## Written problem a
In the rows below, copy out word for word the lines starting with the one containing "- legend-box: [110, 249, 348, 415]" and going through the one containing "- legend-entry-5: model_4_Ridge119: [160, 343, 288, 359]".

## Page excerpt
━━━
Wednesday, June 22, 2016

Mathilde Ludovika of Bavria, Countess of Trani





Mathilde Ludovika, Duchess in Bavaria, was the fourth daughter and the seventh child of Maximilian Joseph, Duke in Bavaria and Princess Ludovika of Bavaria. Through her mother, she was the granddaughter of King Maximilian I Joseph of Bavaria and the half-niece of Ludwig I, King of Bavaria. Mathilde was born on September 30, 1843 in her family home of Possenhofen Castle, where she spent her childhood alongside her many siblings. Her other sisters were: Helene, Princess of Thurn and Taxis, Empress Elisabeth of Austria, Maria Sophie, Queen of the Two Sicilies, and Sophie Charlotte, Duchess of Alençon. Though she wasn’t as beautiful as her older sisters, Elisabeth and Maria Sophie, Mathilde was still an attractive woman.

Mathilde Ludovika, Countess of Trani
(1870-1880)
Mathilde was nicknamed “Spatz” for sparrow by her family due to her delicate appearance. Like her sisters, Mathilde made an advantageous marriage to a suitor of European nobility – Prince Louis Maria of Bourbon-Two Sicilies, Count of Trani. Louis was the eldest son of Ferdinand II, King of the Two Sicilies with his second wife, Archduchess Maria Theresa of Austria. His paternal grandparents were Francis I, King of the Two Sicilies and Infanta Maria Isabella of Spain. Through his mother, he was the grandson of Leopold II, Holy Roman Emperor and a descendant of Anne, Princess Royal and Princess of Orange; herself a daughter of George II of the U.K. Louis’s parents, who were second cousins, had eight surviving children together. Though Louis was his father’s eldest son with his second wife, Ferdinand II had one son with his first wife, Prince Francis. Therefore, Francis was the heir to the throne while Louis was second in line in the succession.

On June 5, 1861, the seventeen-year-old Mathilde married the twenty-two year old Prince Louis and became the Countess of Trani and a Princess of the Two Sicilies. Mathilde’s family was already tied to the Bourbon royals of the Two Sicilies through marriage, as her older sister, Maria Sophie, was the wife of Louis’s older half-brother, Francis. By the time Mathilde and Louis married, Francis had taken the throne as King Francis II in May of 1859 but was deposed less than two years later in March of 1861 when the Two Sicilies were conquered by the Expedition of the Thousand under Giuseppe Garibaldi. After the Kingdom of the Two Sicilies was overthrown, its land was absorbed into the Kingdom of Sardinia, which was soon renamed the Kingdom of Italy. Louis was now his brother’s heir not for the throne but instead for the place at the head of their deposed royal family.
━━━
## Material for this task
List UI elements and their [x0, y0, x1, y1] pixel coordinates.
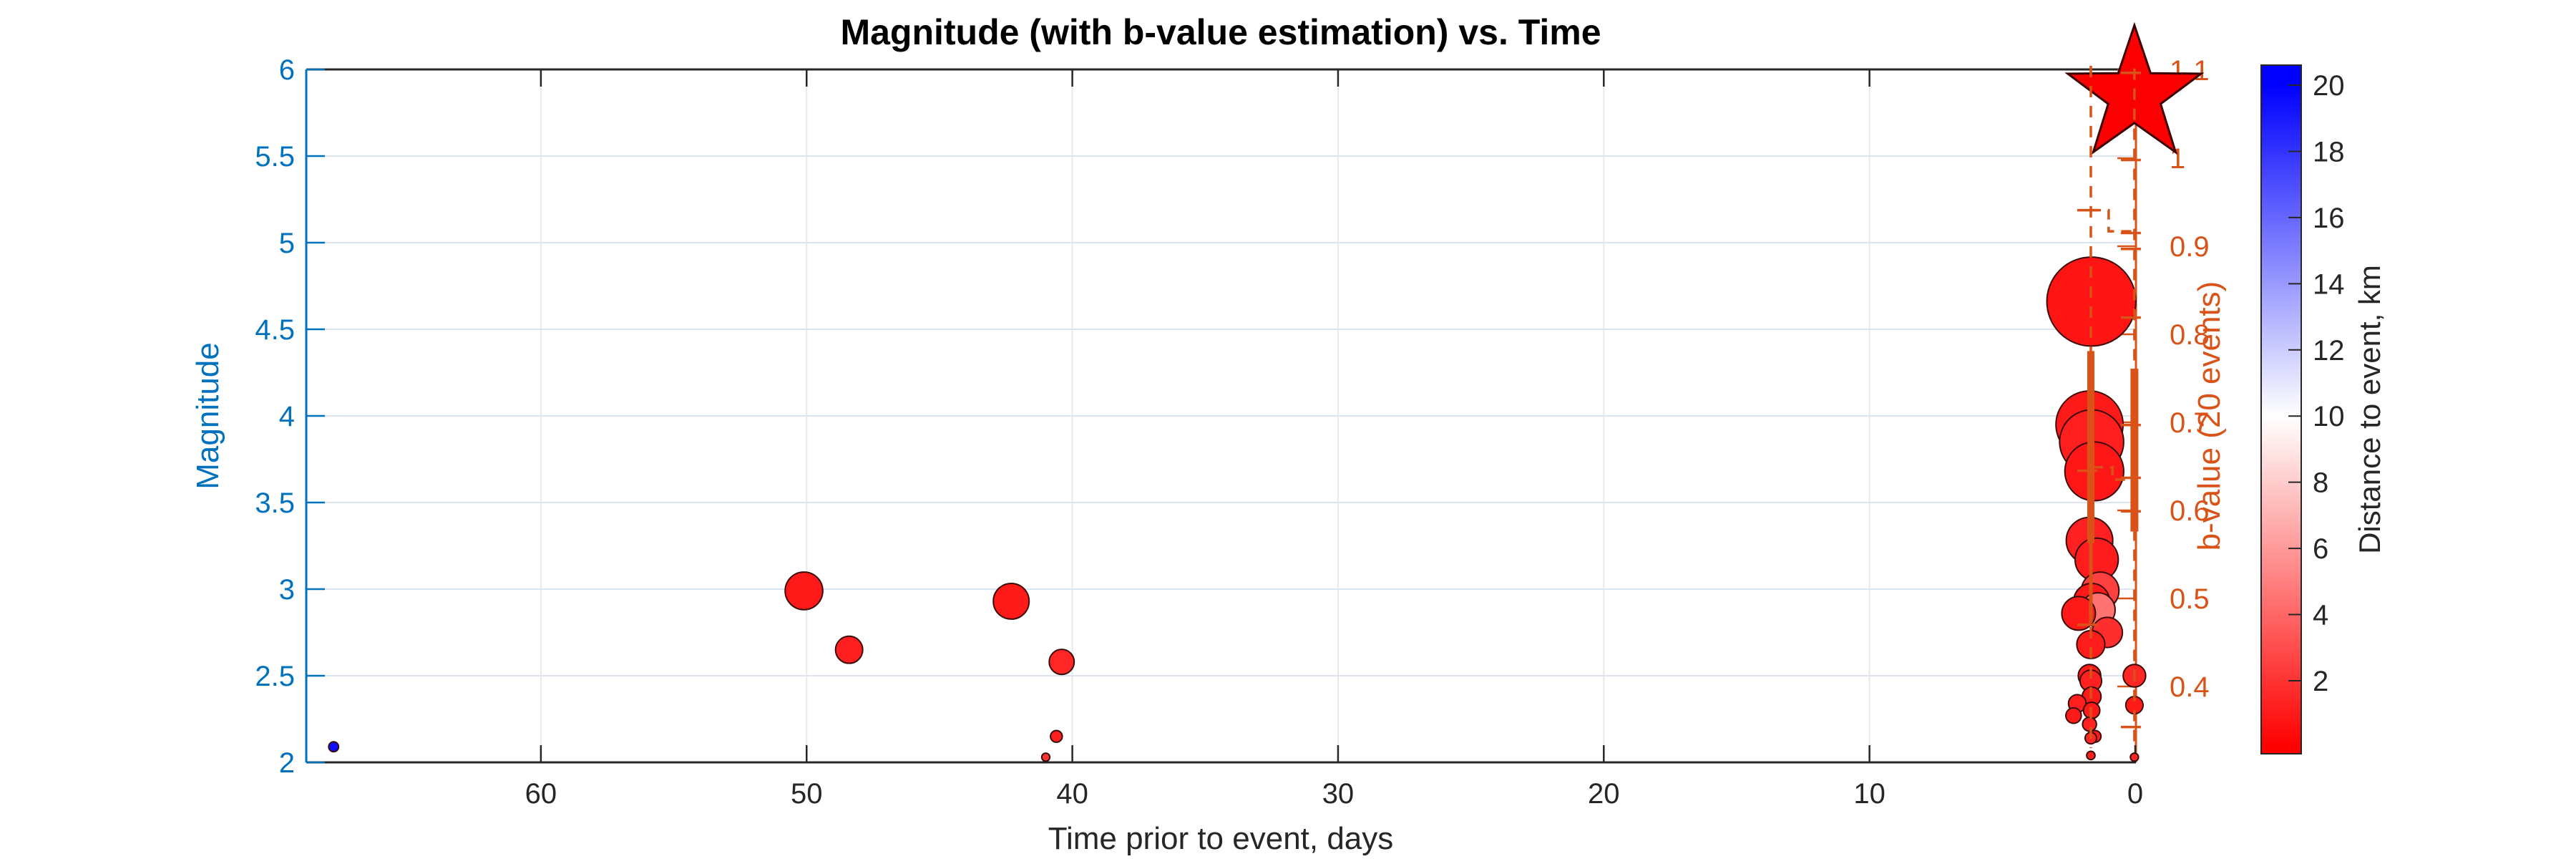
event-bubble — [784, 571, 824, 611]
y-left-tick-label: 4 — [279, 401, 295, 432]
x-tick-label: 40 — [1056, 778, 1088, 810]
y-left-tick-label: 4.5 — [255, 314, 295, 346]
b-value-errorbar-overlay — [2077, 65, 2141, 749]
x-tick-label: 0 — [2127, 778, 2143, 810]
x-tick-label: 50 — [791, 778, 823, 810]
colorbar-tick-label: 14 — [2313, 268, 2345, 300]
y-right-tick-label: 0.6 — [2170, 495, 2210, 527]
x-tick-label: 20 — [1588, 778, 1620, 810]
x-tick-label: 10 — [1853, 778, 1885, 810]
event-bubble — [328, 741, 340, 753]
event-bubble — [1050, 729, 1063, 743]
y-left-tick-label: 2.5 — [255, 661, 295, 692]
b-value-step-line — [2091, 208, 2133, 233]
colorbar-tick-label: 8 — [2313, 467, 2328, 499]
colorbar: 2 4 6 8 10 12 14 16 18 20 — [2260, 64, 2345, 754]
y-left-tick-label: 3.5 — [255, 487, 295, 519]
y-left-tick-label: 2 — [279, 747, 295, 779]
y-right-tick-label: 0.7 — [2170, 407, 2210, 439]
y-right-axis-label: b-value (20 events) — [2192, 281, 2227, 551]
y-right-tick-label: 0.4 — [2170, 671, 2210, 703]
y-left-tick-label: 5 — [279, 228, 295, 259]
y-right-tick-label: 0.8 — [2170, 319, 2210, 351]
event-bubble — [2065, 707, 2082, 724]
colorbar-tick-label: 12 — [2313, 335, 2345, 367]
colorbar-tick-label: 10 — [2313, 401, 2345, 432]
gridlines — [306, 69, 2136, 762]
chart-title: Magnitude (with b-value estimation) vs. … — [840, 12, 1601, 52]
x-axis-label: Time prior to event, days — [1048, 821, 1394, 856]
event-bubble — [992, 582, 1030, 620]
axes-tick-labels: 60 50 40 30 20 10 0 2 2.5 3 3.5 4 4.5 5 5.5 6 0.4 0.5 0.6 0… — [255, 54, 2209, 810]
colorbar-tick-label: 6 — [2313, 533, 2328, 565]
b-value-step-line — [2093, 465, 2135, 481]
colorbar-tick-label: 20 — [2313, 70, 2345, 102]
colorbar-gradient — [2260, 64, 2302, 754]
colorbar-tick-label: 16 — [2313, 203, 2345, 234]
event-bubble — [2129, 752, 2140, 762]
y-right-tick-label: 0.9 — [2170, 231, 2210, 263]
event-bubble — [2086, 750, 2096, 761]
colorbar-label: Distance to event, km — [2353, 265, 2386, 554]
y-left-tick-label: 5.5 — [255, 141, 295, 173]
y-left-tick-label: 6 — [279, 54, 295, 86]
colorbar-tick-label: 2 — [2313, 666, 2328, 697]
colorbar-tick-label: 18 — [2313, 136, 2345, 168]
colorbar-tick-label: 4 — [2313, 600, 2328, 631]
y-left-axis-label: Magnitude — [190, 342, 225, 489]
event-bubble — [2061, 596, 2097, 631]
x-tick-label: 60 — [525, 778, 557, 810]
event-bubble — [834, 635, 864, 664]
x-tick-label: 30 — [1322, 778, 1355, 810]
event-bubble — [2082, 717, 2097, 732]
earthquake-bubbles — [328, 256, 2147, 762]
event-bubble — [1040, 752, 1051, 762]
y-left-tick-label: 3 — [279, 574, 295, 606]
y-right-tick-label: 0.5 — [2170, 583, 2210, 615]
event-bubble — [1048, 649, 1075, 676]
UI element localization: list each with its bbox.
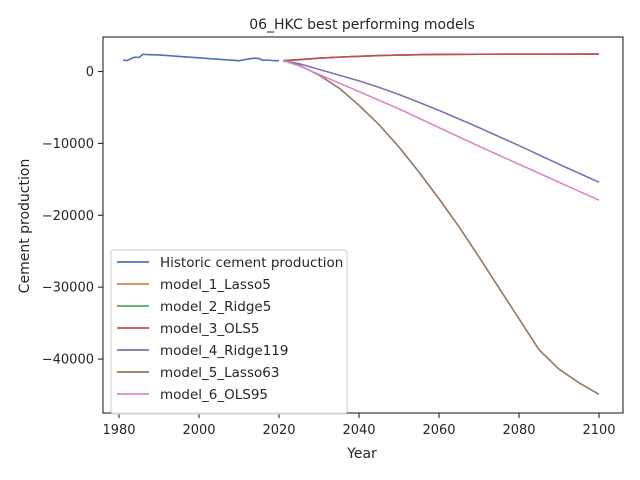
- legend-box: [110, 249, 348, 415]
- series-line-4: [282, 53, 600, 62]
- x-tick-label: 2020: [262, 423, 295, 438]
- y-tick-label: −10000: [42, 137, 94, 152]
- legend: Historic cement production model_1_Lasso5…: [110, 249, 348, 415]
- y-axis-label: Cement production: [17, 159, 33, 294]
- x-tick-label: 2080: [502, 423, 535, 438]
- x-axis: 1980 2000 2020 2040 2060 2080 2100: [102, 413, 616, 438]
- series-line-6: [282, 59, 600, 396]
- y-tick-label: −40000: [42, 353, 94, 368]
- x-tick-label: 2040: [342, 423, 375, 438]
- plot-frame: [102, 36, 624, 414]
- series-line-5: [282, 59, 600, 183]
- legend-entry-6: model_5_Lasso63: [160, 365, 279, 381]
- x-axis-label: Year: [346, 446, 377, 462]
- legend-entry-1: Historic cement production: [160, 255, 343, 271]
- legend-entry-7: model_6_OLS95: [160, 387, 268, 403]
- series-layer: [122, 53, 600, 396]
- legend-entry-4: model_3_OLS5: [160, 321, 259, 337]
- series-line-7: [282, 59, 600, 201]
- legend-entry-5: model_4_Ridge119: [160, 343, 288, 359]
- legend-entry-2: model_1_Lasso5: [160, 277, 271, 293]
- legend-entry-3: model_2_Ridge5: [160, 299, 271, 315]
- x-tick-label: 2100: [582, 423, 615, 438]
- y-tick-label: 0: [86, 65, 94, 80]
- y-axis: 0 −10000 −20000 −30000 −40000: [42, 65, 103, 368]
- y-tick-label: −20000: [42, 209, 94, 224]
- chart-title: 06_HKC best performing models: [249, 17, 475, 33]
- series-line-1: [122, 53, 279, 62]
- x-tick-label: 2000: [182, 423, 215, 438]
- x-tick-label: 2060: [422, 423, 455, 438]
- x-tick-label: 1980: [102, 423, 135, 438]
- y-tick-label: −30000: [42, 281, 94, 296]
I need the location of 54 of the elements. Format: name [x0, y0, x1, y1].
━━━
## Written problem b
According to the piece on Mathilde Ludovika above, what nickname did her family give her, and why?

## Exercise result a
- legend-box: [110, 249, 348, 415]
- series-line-4: [282, 53, 600, 62]
- x-tick-label: 2020: [262, 423, 295, 438]
- y-tick-label: −10000: [42, 137, 94, 152]
- legend: Historic cement production model_1_Lasso5…: [110, 249, 348, 415]
- y-axis-label: Cement production: [17, 159, 33, 294]
- x-tick-label: 2080: [502, 423, 535, 438]
- x-axis: 1980 2000 2020 2040 2060 2080 2100: [102, 413, 616, 438]
- series-line-6: [282, 59, 600, 396]
- y-tick-label: −40000: [42, 353, 94, 368]
- x-tick-label: 2040: [342, 423, 375, 438]
- plot-frame: [102, 36, 624, 414]
- series-line-5: [282, 59, 600, 183]
- legend-entry-6: model_5_Lasso63: [160, 365, 279, 381]
- x-axis-label: Year: [346, 446, 377, 462]
- legend-entry-1: Historic cement production: [160, 255, 343, 271]
- legend-entry-7: model_6_OLS95: [160, 387, 268, 403]
- series-layer: [122, 53, 600, 396]
- legend-entry-4: model_3_OLS5: [160, 321, 259, 337]
- series-line-7: [282, 59, 600, 201]
- legend-entry-5: model_4_Ridge119: [160, 343, 288, 359]

## Exercise result b
Her family called her "Spatz," meaning sparrow, because of her delicate appearance.